[Extracted records]
— Begin —

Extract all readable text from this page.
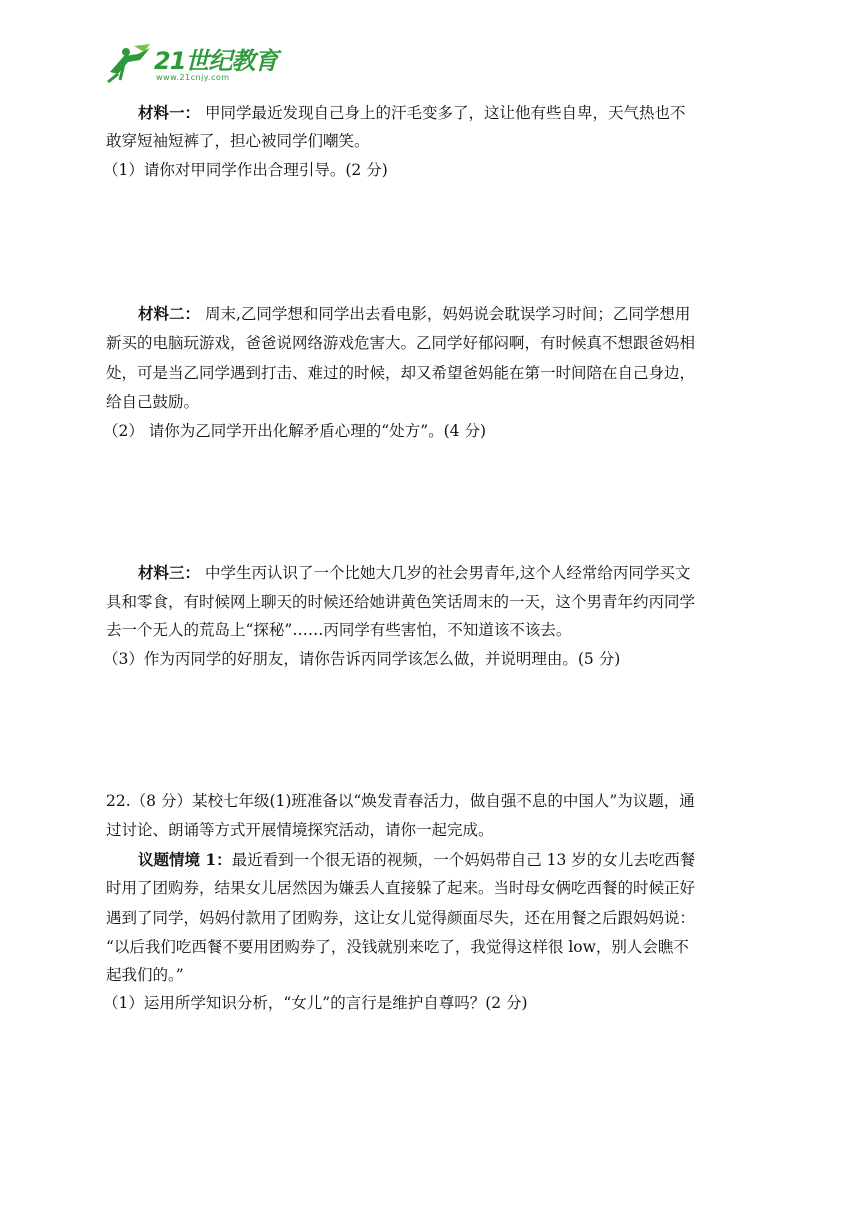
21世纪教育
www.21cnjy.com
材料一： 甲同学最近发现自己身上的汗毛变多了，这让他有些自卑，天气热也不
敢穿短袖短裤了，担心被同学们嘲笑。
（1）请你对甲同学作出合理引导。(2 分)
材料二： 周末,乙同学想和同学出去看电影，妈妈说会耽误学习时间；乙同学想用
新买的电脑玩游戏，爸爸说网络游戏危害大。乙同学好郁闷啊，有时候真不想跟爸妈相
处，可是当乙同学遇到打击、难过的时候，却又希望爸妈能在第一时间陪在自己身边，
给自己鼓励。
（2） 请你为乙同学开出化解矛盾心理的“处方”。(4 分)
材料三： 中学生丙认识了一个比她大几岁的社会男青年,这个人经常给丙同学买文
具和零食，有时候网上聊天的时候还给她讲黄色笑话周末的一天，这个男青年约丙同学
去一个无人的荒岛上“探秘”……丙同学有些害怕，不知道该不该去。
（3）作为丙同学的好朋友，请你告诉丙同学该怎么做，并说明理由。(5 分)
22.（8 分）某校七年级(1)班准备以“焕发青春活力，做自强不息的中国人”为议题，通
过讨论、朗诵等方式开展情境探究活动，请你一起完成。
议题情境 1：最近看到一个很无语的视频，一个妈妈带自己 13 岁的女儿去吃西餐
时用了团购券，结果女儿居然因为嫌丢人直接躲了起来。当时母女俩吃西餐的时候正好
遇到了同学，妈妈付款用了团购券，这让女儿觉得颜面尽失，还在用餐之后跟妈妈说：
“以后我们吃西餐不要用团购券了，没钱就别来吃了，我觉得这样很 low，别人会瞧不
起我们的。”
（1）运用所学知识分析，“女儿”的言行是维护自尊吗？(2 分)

— End —

→ **EXERCISE DESCRIPTION**
All of the entries above should be duplicated exactly, except for the pictures.

→ **CORRECT RESULT**
Extract all readable text from this page.
21世纪教育
www.21cnjy.com
材料一： 甲同学最近发现自己身上的汗毛变多了，这让他有些自卑，天气热也不
敢穿短袖短裤了，担心被同学们嘲笑。
（1）请你对甲同学作出合理引导。(2 分)
材料二： 周末,乙同学想和同学出去看电影，妈妈说会耽误学习时间；乙同学想用
新买的电脑玩游戏，爸爸说网络游戏危害大。乙同学好郁闷啊，有时候真不想跟爸妈相
处，可是当乙同学遇到打击、难过的时候，却又希望爸妈能在第一时间陪在自己身边，
给自己鼓励。
（2） 请你为乙同学开出化解矛盾心理的“处方”。(4 分)
材料三： 中学生丙认识了一个比她大几岁的社会男青年,这个人经常给丙同学买文
具和零食，有时候网上聊天的时候还给她讲黄色笑话周末的一天，这个男青年约丙同学
去一个无人的荒岛上“探秘”……丙同学有些害怕，不知道该不该去。
（3）作为丙同学的好朋友，请你告诉丙同学该怎么做，并说明理由。(5 分)
22.（8 分）某校七年级(1)班准备以“焕发青春活力，做自强不息的中国人”为议题，通
过讨论、朗诵等方式开展情境探究活动，请你一起完成。
议题情境 1：最近看到一个很无语的视频，一个妈妈带自己 13 岁的女儿去吃西餐
时用了团购券，结果女儿居然因为嫌丢人直接躲了起来。当时母女俩吃西餐的时候正好
遇到了同学，妈妈付款用了团购券，这让女儿觉得颜面尽失，还在用餐之后跟妈妈说：
“以后我们吃西餐不要用团购券了，没钱就别来吃了，我觉得这样很 low，别人会瞧不
起我们的。”
（1）运用所学知识分析，“女儿”的言行是维护自尊吗？(2 分)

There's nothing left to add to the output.